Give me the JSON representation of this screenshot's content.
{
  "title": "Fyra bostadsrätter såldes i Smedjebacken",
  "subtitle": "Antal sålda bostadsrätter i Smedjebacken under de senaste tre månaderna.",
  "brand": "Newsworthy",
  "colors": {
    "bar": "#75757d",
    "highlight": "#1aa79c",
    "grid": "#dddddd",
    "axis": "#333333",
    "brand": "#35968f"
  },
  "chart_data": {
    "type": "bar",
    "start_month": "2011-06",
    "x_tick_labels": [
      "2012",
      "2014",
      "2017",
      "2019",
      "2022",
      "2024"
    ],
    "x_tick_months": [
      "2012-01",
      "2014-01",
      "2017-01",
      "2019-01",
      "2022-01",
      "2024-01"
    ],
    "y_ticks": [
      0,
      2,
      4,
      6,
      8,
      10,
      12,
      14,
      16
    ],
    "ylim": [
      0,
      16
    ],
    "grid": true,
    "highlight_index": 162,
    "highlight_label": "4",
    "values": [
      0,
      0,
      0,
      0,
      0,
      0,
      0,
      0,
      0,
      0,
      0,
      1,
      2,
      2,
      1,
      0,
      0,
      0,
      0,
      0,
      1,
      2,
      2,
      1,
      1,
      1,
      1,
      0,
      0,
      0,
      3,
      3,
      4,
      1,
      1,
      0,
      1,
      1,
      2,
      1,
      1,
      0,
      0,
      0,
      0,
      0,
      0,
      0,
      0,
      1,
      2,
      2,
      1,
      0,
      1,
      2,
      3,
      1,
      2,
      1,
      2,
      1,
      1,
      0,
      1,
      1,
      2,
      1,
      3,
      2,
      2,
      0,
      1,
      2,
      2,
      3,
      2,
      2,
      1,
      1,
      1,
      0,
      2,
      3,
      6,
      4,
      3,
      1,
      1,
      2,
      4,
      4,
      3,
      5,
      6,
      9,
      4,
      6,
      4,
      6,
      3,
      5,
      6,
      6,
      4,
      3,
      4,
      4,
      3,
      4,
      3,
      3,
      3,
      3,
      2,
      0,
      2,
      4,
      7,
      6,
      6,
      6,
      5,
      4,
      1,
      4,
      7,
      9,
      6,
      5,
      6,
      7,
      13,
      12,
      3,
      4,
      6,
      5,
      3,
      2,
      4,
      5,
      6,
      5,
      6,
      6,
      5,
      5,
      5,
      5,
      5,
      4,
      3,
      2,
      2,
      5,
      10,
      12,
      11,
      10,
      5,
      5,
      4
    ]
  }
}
───
### Exercise brief
Transcribe the data above in full, exactly.

### Final answer
Give me the JSON representation of this screenshot's content.
{
  "title": "Fyra bostadsrätter såldes i Smedjebacken",
  "subtitle": "Antal sålda bostadsrätter i Smedjebacken under de senaste tre månaderna.",
  "brand": "Newsworthy",
  "colors": {
    "bar": "#75757d",
    "highlight": "#1aa79c",
    "grid": "#dddddd",
    "axis": "#333333",
    "brand": "#35968f"
  },
  "chart_data": {
    "type": "bar",
    "start_month": "2011-06",
    "x_tick_labels": [
      "2012",
      "2014",
      "2017",
      "2019",
      "2022",
      "2024"
    ],
    "x_tick_months": [
      "2012-01",
      "2014-01",
      "2017-01",
      "2019-01",
      "2022-01",
      "2024-01"
    ],
    "y_ticks": [
      0,
      2,
      4,
      6,
      8,
      10,
      12,
      14,
      16
    ],
    "ylim": [
      0,
      16
    ],
    "grid": true,
    "highlight_index": 162,
    "highlight_label": "4",
    "values": [
      0,
      0,
      0,
      0,
      0,
      0,
      0,
      0,
      0,
      0,
      0,
      1,
      2,
      2,
      1,
      0,
      0,
      0,
      0,
      0,
      1,
      2,
      2,
      1,
      1,
      1,
      1,
      0,
      0,
      0,
      3,
      3,
      4,
      1,
      1,
      0,
      1,
      1,
      2,
      1,
      1,
      0,
      0,
      0,
      0,
      0,
      0,
      0,
      0,
      1,
      2,
      2,
      1,
      0,
      1,
      2,
      3,
      1,
      2,
      1,
      2,
      1,
      1,
      0,
      1,
      1,
      2,
      1,
      3,
      2,
      2,
      0,
      1,
      2,
      2,
      3,
      2,
      2,
      1,
      1,
      1,
      0,
      2,
      3,
      6,
      4,
      3,
      1,
      1,
      2,
      4,
      4,
      3,
      5,
      6,
      9,
      4,
      6,
      4,
      6,
      3,
      5,
      6,
      6,
      4,
      3,
      4,
      4,
      3,
      4,
      3,
      3,
      3,
      3,
      2,
      0,
      2,
      4,
      7,
      6,
      6,
      6,
      5,
      4,
      1,
      4,
      7,
      9,
      6,
      5,
      6,
      7,
      13,
      12,
      3,
      4,
      6,
      5,
      3,
      2,
      4,
      5,
      6,
      5,
      6,
      6,
      5,
      5,
      5,
      5,
      5,
      4,
      3,
      2,
      2,
      5,
      10,
      12,
      11,
      10,
      5,
      5,
      4
    ]
  }
}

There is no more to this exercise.